## begin

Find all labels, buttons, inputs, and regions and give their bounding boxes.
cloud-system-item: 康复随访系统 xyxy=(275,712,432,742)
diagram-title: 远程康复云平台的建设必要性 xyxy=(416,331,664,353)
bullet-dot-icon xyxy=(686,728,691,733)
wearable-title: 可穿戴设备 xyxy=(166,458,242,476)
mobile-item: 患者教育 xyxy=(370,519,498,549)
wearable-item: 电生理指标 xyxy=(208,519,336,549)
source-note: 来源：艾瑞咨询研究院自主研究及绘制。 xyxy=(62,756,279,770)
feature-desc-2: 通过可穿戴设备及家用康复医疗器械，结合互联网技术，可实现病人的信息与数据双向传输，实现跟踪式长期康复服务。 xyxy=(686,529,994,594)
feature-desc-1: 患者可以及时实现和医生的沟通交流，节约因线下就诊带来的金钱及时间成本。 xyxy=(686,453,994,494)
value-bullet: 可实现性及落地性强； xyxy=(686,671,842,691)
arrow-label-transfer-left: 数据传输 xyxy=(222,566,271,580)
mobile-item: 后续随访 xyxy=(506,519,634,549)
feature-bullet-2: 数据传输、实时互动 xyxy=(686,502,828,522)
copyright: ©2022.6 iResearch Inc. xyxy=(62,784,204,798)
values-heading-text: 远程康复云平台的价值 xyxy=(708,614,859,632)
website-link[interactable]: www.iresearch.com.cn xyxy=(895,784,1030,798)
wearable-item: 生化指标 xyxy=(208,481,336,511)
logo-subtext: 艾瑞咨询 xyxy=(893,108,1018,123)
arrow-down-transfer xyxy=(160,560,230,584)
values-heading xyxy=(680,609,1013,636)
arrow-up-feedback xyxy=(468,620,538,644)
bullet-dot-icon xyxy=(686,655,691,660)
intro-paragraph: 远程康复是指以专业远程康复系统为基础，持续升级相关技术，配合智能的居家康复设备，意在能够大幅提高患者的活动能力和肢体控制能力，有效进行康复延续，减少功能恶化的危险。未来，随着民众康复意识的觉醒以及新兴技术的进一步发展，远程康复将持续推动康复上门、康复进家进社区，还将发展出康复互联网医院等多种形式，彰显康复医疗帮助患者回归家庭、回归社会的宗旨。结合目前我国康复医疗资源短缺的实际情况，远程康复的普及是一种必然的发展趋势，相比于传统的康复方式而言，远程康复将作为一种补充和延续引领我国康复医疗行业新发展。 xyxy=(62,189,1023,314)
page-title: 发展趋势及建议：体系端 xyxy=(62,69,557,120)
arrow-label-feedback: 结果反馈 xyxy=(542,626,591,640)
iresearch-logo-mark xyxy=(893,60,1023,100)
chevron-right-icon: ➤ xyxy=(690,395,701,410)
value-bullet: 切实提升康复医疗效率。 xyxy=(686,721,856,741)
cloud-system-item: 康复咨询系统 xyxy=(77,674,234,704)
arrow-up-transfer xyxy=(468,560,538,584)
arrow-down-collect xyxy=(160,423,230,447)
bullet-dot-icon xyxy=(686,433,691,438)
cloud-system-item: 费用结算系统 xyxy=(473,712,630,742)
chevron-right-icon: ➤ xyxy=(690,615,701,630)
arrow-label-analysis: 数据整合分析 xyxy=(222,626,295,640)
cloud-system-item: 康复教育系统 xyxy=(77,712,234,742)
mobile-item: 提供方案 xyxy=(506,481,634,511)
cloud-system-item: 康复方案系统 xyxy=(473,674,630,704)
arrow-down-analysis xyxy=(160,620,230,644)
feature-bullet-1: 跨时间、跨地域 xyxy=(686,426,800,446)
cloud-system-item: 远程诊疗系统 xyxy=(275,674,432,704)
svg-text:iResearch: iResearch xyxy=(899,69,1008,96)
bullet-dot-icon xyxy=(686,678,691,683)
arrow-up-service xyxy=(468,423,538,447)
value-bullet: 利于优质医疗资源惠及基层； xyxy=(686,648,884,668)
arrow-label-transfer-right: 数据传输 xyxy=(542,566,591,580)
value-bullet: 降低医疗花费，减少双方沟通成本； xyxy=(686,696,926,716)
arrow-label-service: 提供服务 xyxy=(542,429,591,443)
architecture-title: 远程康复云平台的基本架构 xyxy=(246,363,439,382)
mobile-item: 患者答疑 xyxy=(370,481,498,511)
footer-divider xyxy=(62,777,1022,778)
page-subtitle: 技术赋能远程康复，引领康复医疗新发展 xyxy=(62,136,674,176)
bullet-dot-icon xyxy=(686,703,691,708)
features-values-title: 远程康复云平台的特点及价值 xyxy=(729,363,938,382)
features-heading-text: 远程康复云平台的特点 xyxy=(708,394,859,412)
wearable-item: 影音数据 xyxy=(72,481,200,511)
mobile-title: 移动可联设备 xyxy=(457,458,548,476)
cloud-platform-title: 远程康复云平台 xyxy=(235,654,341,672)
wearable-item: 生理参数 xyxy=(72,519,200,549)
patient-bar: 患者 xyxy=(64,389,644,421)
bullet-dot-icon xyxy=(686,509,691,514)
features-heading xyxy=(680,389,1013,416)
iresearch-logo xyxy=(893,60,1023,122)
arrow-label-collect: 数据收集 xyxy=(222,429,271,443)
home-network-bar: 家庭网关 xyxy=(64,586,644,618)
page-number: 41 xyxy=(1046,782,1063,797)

## end

▸ DESCRIPTION OF THE TASK
Rewrite the entries above, swapping "wearable-item" for "wearable-metric" wherever it appears, and leave everything else unchanged.

▸ WRITTEN RESPONSE
Find all labels, buttons, inputs, and regions and give their bounding boxes.
cloud-system-item: 康复随访系统 xyxy=(275,712,432,742)
diagram-title: 远程康复云平台的建设必要性 xyxy=(416,331,664,353)
bullet-dot-icon xyxy=(686,728,691,733)
wearable-title: 可穿戴设备 xyxy=(166,458,242,476)
mobile-item: 患者教育 xyxy=(370,519,498,549)
wearable-metric: 电生理指标 xyxy=(208,519,336,549)
source-note: 来源：艾瑞咨询研究院自主研究及绘制。 xyxy=(62,756,279,770)
feature-desc-2: 通过可穿戴设备及家用康复医疗器械，结合互联网技术，可实现病人的信息与数据双向传输，实现跟踪式长期康复服务。 xyxy=(686,529,994,594)
feature-desc-1: 患者可以及时实现和医生的沟通交流，节约因线下就诊带来的金钱及时间成本。 xyxy=(686,453,994,494)
value-bullet: 可实现性及落地性强； xyxy=(686,671,842,691)
arrow-label-transfer-left: 数据传输 xyxy=(222,566,271,580)
mobile-item: 后续随访 xyxy=(506,519,634,549)
feature-bullet-2: 数据传输、实时互动 xyxy=(686,502,828,522)
copyright: ©2022.6 iResearch Inc. xyxy=(62,784,204,798)
values-heading-text: 远程康复云平台的价值 xyxy=(708,614,859,632)
website-link[interactable]: www.iresearch.com.cn xyxy=(895,784,1030,798)
wearable-metric: 生化指标 xyxy=(208,481,336,511)
logo-subtext: 艾瑞咨询 xyxy=(893,108,1018,123)
arrow-down-transfer xyxy=(160,560,230,584)
values-heading xyxy=(680,609,1013,636)
arrow-up-feedback xyxy=(468,620,538,644)
bullet-dot-icon xyxy=(686,655,691,660)
intro-paragraph: 远程康复是指以专业远程康复系统为基础，持续升级相关技术，配合智能的居家康复设备，意在能够大幅提高患者的活动能力和肢体控制能力，有效进行康复延续，减少功能恶化的危险。未来，随着民众康复意识的觉醒以及新兴技术的进一步发展，远程康复将持续推动康复上门、康复进家进社区，还将发展出康复互联网医院等多种形式，彰显康复医疗帮助患者回归家庭、回归社会的宗旨。结合目前我国康复医疗资源短缺的实际情况，远程康复的普及是一种必然的发展趋势，相比于传统的康复方式而言，远程康复将作为一种补充和延续引领我国康复医疗行业新发展。 xyxy=(62,189,1023,314)
page-title: 发展趋势及建议：体系端 xyxy=(62,69,557,120)
arrow-label-feedback: 结果反馈 xyxy=(542,626,591,640)
iresearch-logo-mark xyxy=(893,60,1023,100)
chevron-right-icon: ➤ xyxy=(690,395,701,410)
value-bullet: 切实提升康复医疗效率。 xyxy=(686,721,856,741)
cloud-system-item: 康复咨询系统 xyxy=(77,674,234,704)
arrow-up-transfer xyxy=(468,560,538,584)
arrow-down-collect xyxy=(160,423,230,447)
bullet-dot-icon xyxy=(686,433,691,438)
cloud-system-item: 费用结算系统 xyxy=(473,712,630,742)
chevron-right-icon: ➤ xyxy=(690,615,701,630)
arrow-label-analysis: 数据整合分析 xyxy=(222,626,295,640)
cloud-system-item: 康复教育系统 xyxy=(77,712,234,742)
mobile-item: 提供方案 xyxy=(506,481,634,511)
cloud-system-item: 康复方案系统 xyxy=(473,674,630,704)
arrow-down-analysis xyxy=(160,620,230,644)
feature-bullet-1: 跨时间、跨地域 xyxy=(686,426,800,446)
cloud-system-item: 远程诊疗系统 xyxy=(275,674,432,704)
svg-text:iResearch: iResearch xyxy=(899,69,1008,96)
bullet-dot-icon xyxy=(686,678,691,683)
arrow-up-service xyxy=(468,423,538,447)
value-bullet: 利于优质医疗资源惠及基层； xyxy=(686,648,884,668)
arrow-label-transfer-right: 数据传输 xyxy=(542,566,591,580)
value-bullet: 降低医疗花费，减少双方沟通成本； xyxy=(686,696,926,716)
arrow-label-service: 提供服务 xyxy=(542,429,591,443)
architecture-title: 远程康复云平台的基本架构 xyxy=(246,363,439,382)
mobile-item: 患者答疑 xyxy=(370,481,498,511)
footer-divider xyxy=(62,777,1022,778)
page-subtitle: 技术赋能远程康复，引领康复医疗新发展 xyxy=(62,136,674,176)
bullet-dot-icon xyxy=(686,703,691,708)
features-values-title: 远程康复云平台的特点及价值 xyxy=(729,363,938,382)
features-heading-text: 远程康复云平台的特点 xyxy=(708,394,859,412)
wearable-metric: 影音数据 xyxy=(72,481,200,511)
mobile-title: 移动可联设备 xyxy=(457,458,548,476)
cloud-platform-title: 远程康复云平台 xyxy=(235,654,341,672)
wearable-metric: 生理参数 xyxy=(72,519,200,549)
patient-bar: 患者 xyxy=(64,389,644,421)
bullet-dot-icon xyxy=(686,509,691,514)
features-heading xyxy=(680,389,1013,416)
iresearch-logo xyxy=(893,60,1023,122)
arrow-label-collect: 数据收集 xyxy=(222,429,271,443)
home-network-bar: 家庭网关 xyxy=(64,586,644,618)
page-number: 41 xyxy=(1046,782,1063,797)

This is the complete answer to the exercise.